EXERCISE DETAILS. Retype the listing word for word, from its first line through the line that contains "chart-legend: Cours de", including both of those lines.

(Records)
--------
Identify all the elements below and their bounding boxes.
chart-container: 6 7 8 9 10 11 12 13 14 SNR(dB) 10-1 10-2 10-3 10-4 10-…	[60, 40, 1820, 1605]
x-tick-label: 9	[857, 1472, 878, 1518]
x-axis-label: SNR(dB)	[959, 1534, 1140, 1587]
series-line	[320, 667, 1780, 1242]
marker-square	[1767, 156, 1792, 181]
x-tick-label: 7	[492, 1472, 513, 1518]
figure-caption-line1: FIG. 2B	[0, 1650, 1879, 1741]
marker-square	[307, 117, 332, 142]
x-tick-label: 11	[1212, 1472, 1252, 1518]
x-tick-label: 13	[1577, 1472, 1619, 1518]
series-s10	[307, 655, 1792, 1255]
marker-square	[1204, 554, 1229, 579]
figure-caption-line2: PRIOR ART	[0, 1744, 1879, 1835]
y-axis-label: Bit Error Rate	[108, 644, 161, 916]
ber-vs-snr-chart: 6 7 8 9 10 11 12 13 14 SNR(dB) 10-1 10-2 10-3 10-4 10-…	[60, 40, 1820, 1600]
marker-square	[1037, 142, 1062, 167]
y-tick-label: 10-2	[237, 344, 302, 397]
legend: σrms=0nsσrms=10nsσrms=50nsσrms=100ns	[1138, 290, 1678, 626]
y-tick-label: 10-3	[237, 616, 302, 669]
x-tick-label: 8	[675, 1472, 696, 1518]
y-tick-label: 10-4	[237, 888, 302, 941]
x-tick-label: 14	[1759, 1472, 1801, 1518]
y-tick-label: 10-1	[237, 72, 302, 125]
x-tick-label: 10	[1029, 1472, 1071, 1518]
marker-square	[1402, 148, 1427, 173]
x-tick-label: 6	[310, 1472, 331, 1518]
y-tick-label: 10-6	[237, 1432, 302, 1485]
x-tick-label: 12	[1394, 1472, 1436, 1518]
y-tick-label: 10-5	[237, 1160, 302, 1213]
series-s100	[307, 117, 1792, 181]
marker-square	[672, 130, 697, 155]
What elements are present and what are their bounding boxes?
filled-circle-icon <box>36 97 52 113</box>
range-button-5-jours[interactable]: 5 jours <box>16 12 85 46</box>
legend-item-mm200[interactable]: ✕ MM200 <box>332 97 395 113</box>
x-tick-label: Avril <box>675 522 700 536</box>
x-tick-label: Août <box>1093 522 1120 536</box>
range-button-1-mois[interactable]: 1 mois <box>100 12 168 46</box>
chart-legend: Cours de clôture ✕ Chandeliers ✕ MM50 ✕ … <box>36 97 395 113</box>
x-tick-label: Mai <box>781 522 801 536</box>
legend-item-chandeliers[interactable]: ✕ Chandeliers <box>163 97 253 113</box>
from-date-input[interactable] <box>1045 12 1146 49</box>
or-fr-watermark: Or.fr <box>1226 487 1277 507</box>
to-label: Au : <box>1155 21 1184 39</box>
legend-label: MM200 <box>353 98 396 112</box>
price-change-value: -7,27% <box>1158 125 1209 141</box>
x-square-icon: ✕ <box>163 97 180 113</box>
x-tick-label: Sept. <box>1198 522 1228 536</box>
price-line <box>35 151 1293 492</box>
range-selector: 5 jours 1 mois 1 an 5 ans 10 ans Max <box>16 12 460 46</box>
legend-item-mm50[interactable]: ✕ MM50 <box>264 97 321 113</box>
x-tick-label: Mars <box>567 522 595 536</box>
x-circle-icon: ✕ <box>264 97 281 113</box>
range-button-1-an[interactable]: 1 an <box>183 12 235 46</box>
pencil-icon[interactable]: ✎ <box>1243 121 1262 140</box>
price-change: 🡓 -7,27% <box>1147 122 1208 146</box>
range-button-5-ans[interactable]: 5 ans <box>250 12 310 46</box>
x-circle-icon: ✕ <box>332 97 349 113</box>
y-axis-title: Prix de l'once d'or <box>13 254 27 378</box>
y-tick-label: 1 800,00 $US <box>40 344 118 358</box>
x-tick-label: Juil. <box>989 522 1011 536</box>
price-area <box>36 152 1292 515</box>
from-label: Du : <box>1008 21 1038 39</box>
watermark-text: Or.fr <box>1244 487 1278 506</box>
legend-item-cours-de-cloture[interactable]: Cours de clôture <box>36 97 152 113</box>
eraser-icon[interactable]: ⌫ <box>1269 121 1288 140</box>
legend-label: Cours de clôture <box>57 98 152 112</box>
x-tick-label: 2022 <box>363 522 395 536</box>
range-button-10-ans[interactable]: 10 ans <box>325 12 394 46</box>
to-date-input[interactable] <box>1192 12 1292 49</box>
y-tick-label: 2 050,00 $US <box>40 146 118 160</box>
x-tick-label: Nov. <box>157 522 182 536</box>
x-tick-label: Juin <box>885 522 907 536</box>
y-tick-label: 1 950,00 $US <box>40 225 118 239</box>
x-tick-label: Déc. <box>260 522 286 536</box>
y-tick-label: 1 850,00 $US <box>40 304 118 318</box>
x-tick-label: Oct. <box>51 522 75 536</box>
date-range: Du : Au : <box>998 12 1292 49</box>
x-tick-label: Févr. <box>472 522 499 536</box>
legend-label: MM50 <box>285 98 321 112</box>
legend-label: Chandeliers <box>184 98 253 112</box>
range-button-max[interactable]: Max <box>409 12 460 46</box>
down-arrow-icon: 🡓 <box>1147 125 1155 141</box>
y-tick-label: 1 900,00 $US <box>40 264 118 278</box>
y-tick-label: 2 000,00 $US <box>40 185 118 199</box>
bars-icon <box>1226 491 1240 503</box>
--------
RESULT OF THE TASK.
Identify all the elements below and their bounding boxes.
chart-container: 6 7 8 9 10 11 12 13 14 SNR(dB) 10-1 10-2 10-3 10-4 10-…	[60, 40, 1820, 1605]
x-tick-label: 9	[857, 1472, 878, 1518]
x-axis-label: SNR(dB)	[959, 1534, 1140, 1587]
series-line	[320, 667, 1780, 1242]
marker-square	[1767, 156, 1792, 181]
x-tick-label: 7	[492, 1472, 513, 1518]
figure-caption-line1: FIG. 2B	[0, 1650, 1879, 1741]
marker-square	[307, 117, 332, 142]
x-tick-label: 11	[1212, 1472, 1252, 1518]
x-tick-label: 13	[1577, 1472, 1619, 1518]
series-s10	[307, 655, 1792, 1255]
marker-square	[1204, 554, 1229, 579]
figure-caption-line2: PRIOR ART	[0, 1744, 1879, 1835]
y-axis-label: Bit Error Rate	[108, 644, 161, 916]
ber-vs-snr-chart: 6 7 8 9 10 11 12 13 14 SNR(dB) 10-1 10-2 10-3 10-4 10-…	[60, 40, 1820, 1600]
marker-square	[1037, 142, 1062, 167]
y-tick-label: 10-2	[237, 344, 302, 397]
legend: σrms=0nsσrms=10nsσrms=50nsσrms=100ns	[1138, 290, 1678, 626]
y-tick-label: 10-3	[237, 616, 302, 669]
x-tick-label: 8	[675, 1472, 696, 1518]
y-tick-label: 10-4	[237, 888, 302, 941]
x-tick-label: 14	[1759, 1472, 1801, 1518]
y-tick-label: 10-1	[237, 72, 302, 125]
x-tick-label: 10	[1029, 1472, 1071, 1518]
marker-square	[1402, 148, 1427, 173]
x-tick-label: 6	[310, 1472, 331, 1518]
y-tick-label: 10-6	[237, 1432, 302, 1485]
x-tick-label: 12	[1394, 1472, 1436, 1518]
y-tick-label: 10-5	[237, 1160, 302, 1213]
series-s100	[307, 117, 1792, 181]
marker-square	[672, 130, 697, 155]
What elements are present and what are their bounding boxes?
filled-circle-icon <box>36 97 52 113</box>
range-button-5-jours[interactable]: 5 jours <box>16 12 85 46</box>
legend-item-mm200[interactable]: ✕ MM200 <box>332 97 395 113</box>
x-tick-label: Avril <box>675 522 700 536</box>
x-tick-label: Août <box>1093 522 1120 536</box>
range-button-1-mois[interactable]: 1 mois <box>100 12 168 46</box>
chart-legend: Cours de clôture ✕ Chandeliers ✕ MM50 ✕ … <box>36 97 395 113</box>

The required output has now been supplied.